::: THE DATA
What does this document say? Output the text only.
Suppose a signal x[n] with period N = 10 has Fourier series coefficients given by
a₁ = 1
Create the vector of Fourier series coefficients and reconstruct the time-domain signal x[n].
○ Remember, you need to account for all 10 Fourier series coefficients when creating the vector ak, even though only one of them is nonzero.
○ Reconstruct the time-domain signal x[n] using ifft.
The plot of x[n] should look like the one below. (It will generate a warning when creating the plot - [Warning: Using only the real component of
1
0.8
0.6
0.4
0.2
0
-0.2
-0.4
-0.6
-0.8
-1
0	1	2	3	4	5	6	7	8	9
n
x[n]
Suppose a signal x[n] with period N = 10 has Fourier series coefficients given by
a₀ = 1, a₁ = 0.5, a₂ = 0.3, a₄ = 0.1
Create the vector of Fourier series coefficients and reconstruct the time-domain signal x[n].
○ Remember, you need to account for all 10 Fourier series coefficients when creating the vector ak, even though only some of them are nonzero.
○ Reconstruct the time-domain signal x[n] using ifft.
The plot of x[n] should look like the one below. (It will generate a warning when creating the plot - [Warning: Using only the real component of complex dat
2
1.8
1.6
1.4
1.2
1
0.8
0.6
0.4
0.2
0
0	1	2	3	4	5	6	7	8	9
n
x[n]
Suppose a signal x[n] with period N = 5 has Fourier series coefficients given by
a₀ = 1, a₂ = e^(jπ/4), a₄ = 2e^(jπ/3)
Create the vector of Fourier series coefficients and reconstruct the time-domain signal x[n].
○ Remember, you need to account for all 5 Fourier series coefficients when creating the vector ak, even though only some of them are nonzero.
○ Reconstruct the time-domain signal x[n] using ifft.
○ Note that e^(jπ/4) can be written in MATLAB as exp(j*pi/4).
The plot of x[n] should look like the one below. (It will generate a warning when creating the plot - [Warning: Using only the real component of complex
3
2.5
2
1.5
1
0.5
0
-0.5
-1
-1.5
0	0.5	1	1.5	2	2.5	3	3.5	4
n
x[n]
::::::
::: THE DATA
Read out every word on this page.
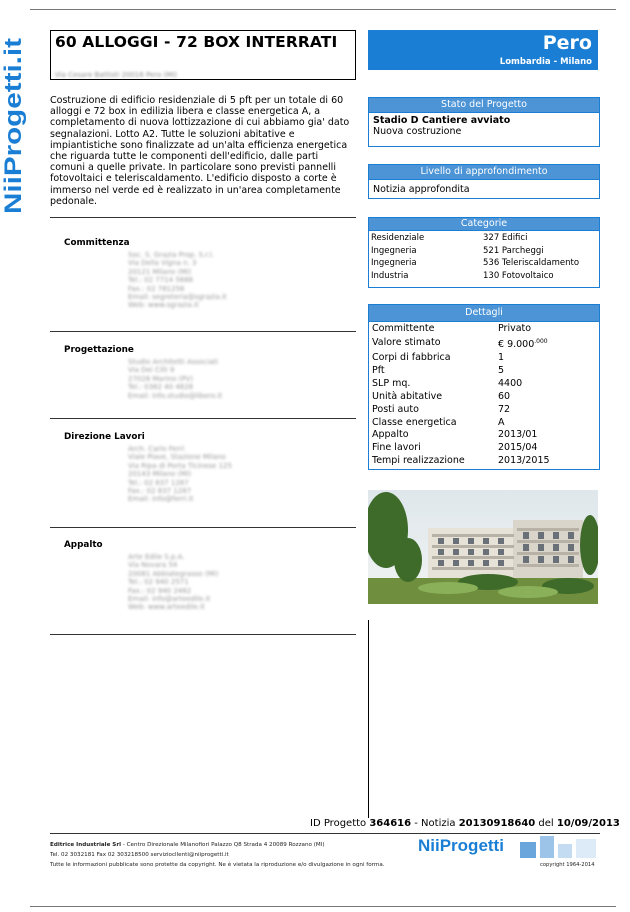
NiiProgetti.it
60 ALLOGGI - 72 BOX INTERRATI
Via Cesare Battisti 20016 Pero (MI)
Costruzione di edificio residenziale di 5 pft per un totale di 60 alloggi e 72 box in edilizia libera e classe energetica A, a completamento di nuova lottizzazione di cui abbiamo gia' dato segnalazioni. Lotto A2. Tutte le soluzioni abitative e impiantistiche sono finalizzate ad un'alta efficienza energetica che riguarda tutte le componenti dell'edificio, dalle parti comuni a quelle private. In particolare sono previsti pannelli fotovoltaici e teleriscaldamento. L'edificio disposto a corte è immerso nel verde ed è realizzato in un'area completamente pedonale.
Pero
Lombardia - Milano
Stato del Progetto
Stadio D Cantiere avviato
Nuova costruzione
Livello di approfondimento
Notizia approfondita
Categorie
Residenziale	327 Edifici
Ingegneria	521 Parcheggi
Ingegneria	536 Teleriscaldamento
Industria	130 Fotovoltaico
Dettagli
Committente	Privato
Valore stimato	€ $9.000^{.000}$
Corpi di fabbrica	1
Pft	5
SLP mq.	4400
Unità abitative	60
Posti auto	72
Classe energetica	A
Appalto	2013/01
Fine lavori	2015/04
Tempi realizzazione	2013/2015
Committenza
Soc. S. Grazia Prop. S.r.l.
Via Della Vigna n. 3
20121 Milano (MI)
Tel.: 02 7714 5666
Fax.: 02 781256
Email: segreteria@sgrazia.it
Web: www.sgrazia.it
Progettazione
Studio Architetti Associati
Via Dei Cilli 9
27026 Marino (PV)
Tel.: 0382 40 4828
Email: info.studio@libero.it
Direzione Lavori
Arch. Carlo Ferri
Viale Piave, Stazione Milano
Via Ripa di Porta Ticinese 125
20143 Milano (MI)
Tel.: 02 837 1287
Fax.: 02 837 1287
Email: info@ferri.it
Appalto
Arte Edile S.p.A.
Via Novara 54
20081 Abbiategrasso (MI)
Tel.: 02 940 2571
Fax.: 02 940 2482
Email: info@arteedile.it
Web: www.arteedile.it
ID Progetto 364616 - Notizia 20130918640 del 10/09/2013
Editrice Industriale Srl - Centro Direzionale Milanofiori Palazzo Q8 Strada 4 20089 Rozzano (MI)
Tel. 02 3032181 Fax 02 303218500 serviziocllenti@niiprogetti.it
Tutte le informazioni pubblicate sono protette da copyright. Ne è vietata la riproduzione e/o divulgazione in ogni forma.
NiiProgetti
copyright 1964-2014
::::::
::: THE DATA
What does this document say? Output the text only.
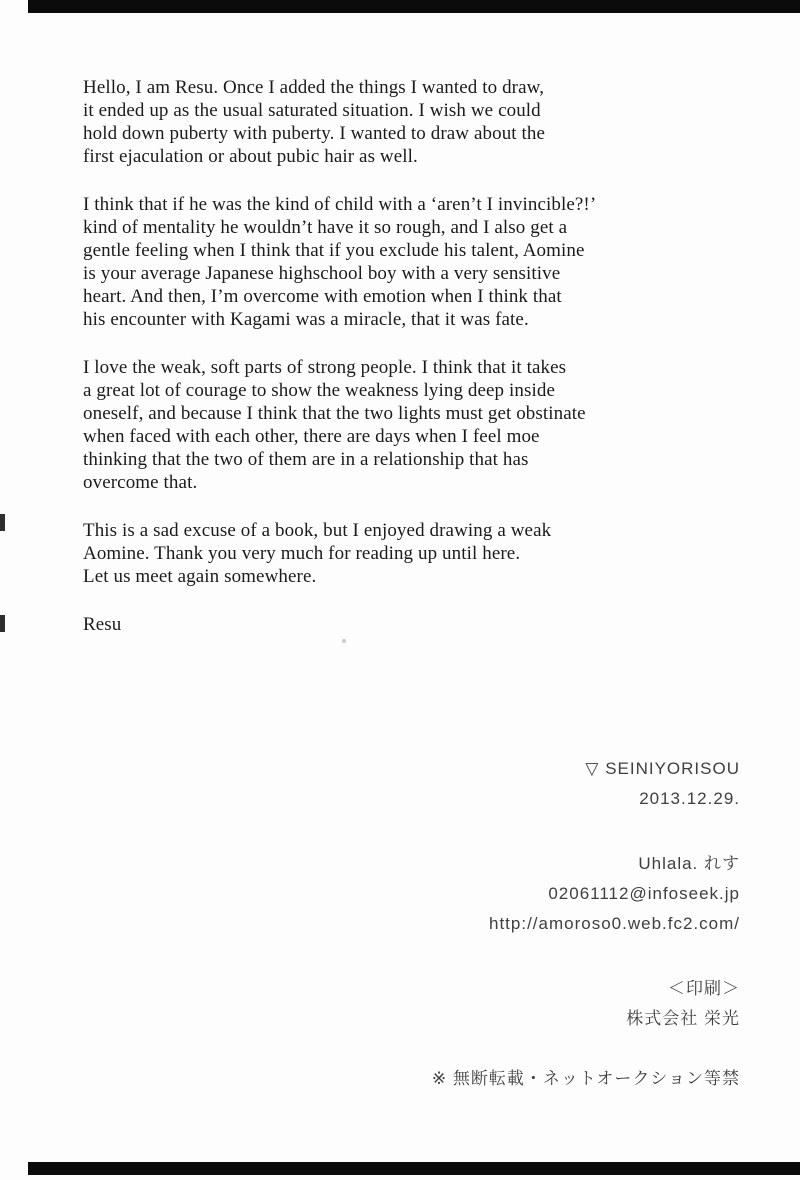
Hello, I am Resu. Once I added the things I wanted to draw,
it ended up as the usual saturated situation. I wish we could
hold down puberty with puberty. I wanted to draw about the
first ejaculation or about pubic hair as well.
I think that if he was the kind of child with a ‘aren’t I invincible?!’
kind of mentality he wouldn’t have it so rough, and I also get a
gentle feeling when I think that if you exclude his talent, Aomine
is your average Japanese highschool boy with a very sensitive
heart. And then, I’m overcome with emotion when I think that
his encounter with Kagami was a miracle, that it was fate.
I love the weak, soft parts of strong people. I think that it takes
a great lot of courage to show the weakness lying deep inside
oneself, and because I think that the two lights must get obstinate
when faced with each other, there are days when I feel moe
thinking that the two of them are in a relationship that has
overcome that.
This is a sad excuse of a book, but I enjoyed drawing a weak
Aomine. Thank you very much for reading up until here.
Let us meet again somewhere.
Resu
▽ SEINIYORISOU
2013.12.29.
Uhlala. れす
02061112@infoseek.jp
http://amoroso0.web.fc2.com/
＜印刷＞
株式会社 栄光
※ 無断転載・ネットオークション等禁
::::::
- _PROBLEM REQUIREMENTS_
Pull every line containing "like" from the material above.

- _THE COMPLETED TASK_
The plot of x[n] should look like the one below. (It will generate a warning when creating the plot - [Warning: Using only the real component of
The plot of x[n] should look like the one below. (It will generate a warning when creating the plot - [Warning: Using only the real component of complex dat
The plot of x[n] should look like the one below. (It will generate a warning when creating the plot - [Warning: Using only the real component of complex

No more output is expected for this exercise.